■ Task data
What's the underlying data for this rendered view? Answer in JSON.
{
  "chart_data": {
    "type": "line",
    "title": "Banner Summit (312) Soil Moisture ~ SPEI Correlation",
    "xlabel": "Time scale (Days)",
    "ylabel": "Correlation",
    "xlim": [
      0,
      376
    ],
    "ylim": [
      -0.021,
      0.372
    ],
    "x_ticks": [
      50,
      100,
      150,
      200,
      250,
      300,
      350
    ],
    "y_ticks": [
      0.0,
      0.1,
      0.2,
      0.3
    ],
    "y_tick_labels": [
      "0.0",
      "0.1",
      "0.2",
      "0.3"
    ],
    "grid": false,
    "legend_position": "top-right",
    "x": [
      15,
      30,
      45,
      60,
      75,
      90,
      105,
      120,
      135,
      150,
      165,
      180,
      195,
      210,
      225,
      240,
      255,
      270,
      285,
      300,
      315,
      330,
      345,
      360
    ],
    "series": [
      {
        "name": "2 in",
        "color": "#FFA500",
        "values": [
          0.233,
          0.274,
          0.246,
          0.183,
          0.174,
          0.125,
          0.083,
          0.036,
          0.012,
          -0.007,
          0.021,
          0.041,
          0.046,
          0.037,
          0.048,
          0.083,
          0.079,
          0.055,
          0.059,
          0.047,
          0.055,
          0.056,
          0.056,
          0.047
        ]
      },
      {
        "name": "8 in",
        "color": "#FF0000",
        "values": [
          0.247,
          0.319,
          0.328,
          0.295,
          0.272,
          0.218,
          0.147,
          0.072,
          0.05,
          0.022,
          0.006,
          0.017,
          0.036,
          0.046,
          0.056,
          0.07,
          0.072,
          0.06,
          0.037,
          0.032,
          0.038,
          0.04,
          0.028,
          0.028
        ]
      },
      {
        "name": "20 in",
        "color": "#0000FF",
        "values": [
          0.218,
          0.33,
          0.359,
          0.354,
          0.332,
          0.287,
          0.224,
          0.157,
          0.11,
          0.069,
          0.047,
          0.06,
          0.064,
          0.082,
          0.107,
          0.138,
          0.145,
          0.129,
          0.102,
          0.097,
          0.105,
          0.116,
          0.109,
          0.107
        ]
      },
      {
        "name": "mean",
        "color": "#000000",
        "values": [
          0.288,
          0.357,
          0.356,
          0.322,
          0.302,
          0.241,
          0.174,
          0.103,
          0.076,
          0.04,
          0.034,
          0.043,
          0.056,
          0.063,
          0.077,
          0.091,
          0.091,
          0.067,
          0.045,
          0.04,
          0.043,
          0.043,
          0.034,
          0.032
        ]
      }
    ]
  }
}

■ Exercise aim
Word for word, extract all the records.

■ Solved exercise
What's the underlying data for this rendered view? Answer in JSON.
{
  "chart_data": {
    "type": "line",
    "title": "Banner Summit (312) Soil Moisture ~ SPEI Correlation",
    "xlabel": "Time scale (Days)",
    "ylabel": "Correlation",
    "xlim": [
      0,
      376
    ],
    "ylim": [
      -0.021,
      0.372
    ],
    "x_ticks": [
      50,
      100,
      150,
      200,
      250,
      300,
      350
    ],
    "y_ticks": [
      0.0,
      0.1,
      0.2,
      0.3
    ],
    "y_tick_labels": [
      "0.0",
      "0.1",
      "0.2",
      "0.3"
    ],
    "grid": false,
    "legend_position": "top-right",
    "x": [
      15,
      30,
      45,
      60,
      75,
      90,
      105,
      120,
      135,
      150,
      165,
      180,
      195,
      210,
      225,
      240,
      255,
      270,
      285,
      300,
      315,
      330,
      345,
      360
    ],
    "series": [
      {
        "name": "2 in",
        "color": "#FFA500",
        "values": [
          0.233,
          0.274,
          0.246,
          0.183,
          0.174,
          0.125,
          0.083,
          0.036,
          0.012,
          -0.007,
          0.021,
          0.041,
          0.046,
          0.037,
          0.048,
          0.083,
          0.079,
          0.055,
          0.059,
          0.047,
          0.055,
          0.056,
          0.056,
          0.047
        ]
      },
      {
        "name": "8 in",
        "color": "#FF0000",
        "values": [
          0.247,
          0.319,
          0.328,
          0.295,
          0.272,
          0.218,
          0.147,
          0.072,
          0.05,
          0.022,
          0.006,
          0.017,
          0.036,
          0.046,
          0.056,
          0.07,
          0.072,
          0.06,
          0.037,
          0.032,
          0.038,
          0.04,
          0.028,
          0.028
        ]
      },
      {
        "name": "20 in",
        "color": "#0000FF",
        "values": [
          0.218,
          0.33,
          0.359,
          0.354,
          0.332,
          0.287,
          0.224,
          0.157,
          0.11,
          0.069,
          0.047,
          0.06,
          0.064,
          0.082,
          0.107,
          0.138,
          0.145,
          0.129,
          0.102,
          0.097,
          0.105,
          0.116,
          0.109,
          0.107
        ]
      },
      {
        "name": "mean",
        "color": "#000000",
        "values": [
          0.288,
          0.357,
          0.356,
          0.322,
          0.302,
          0.241,
          0.174,
          0.103,
          0.076,
          0.04,
          0.034,
          0.043,
          0.056,
          0.063,
          0.077,
          0.091,
          0.091,
          0.067,
          0.045,
          0.04,
          0.043,
          0.043,
          0.034,
          0.032
        ]
      }
    ]
  }
}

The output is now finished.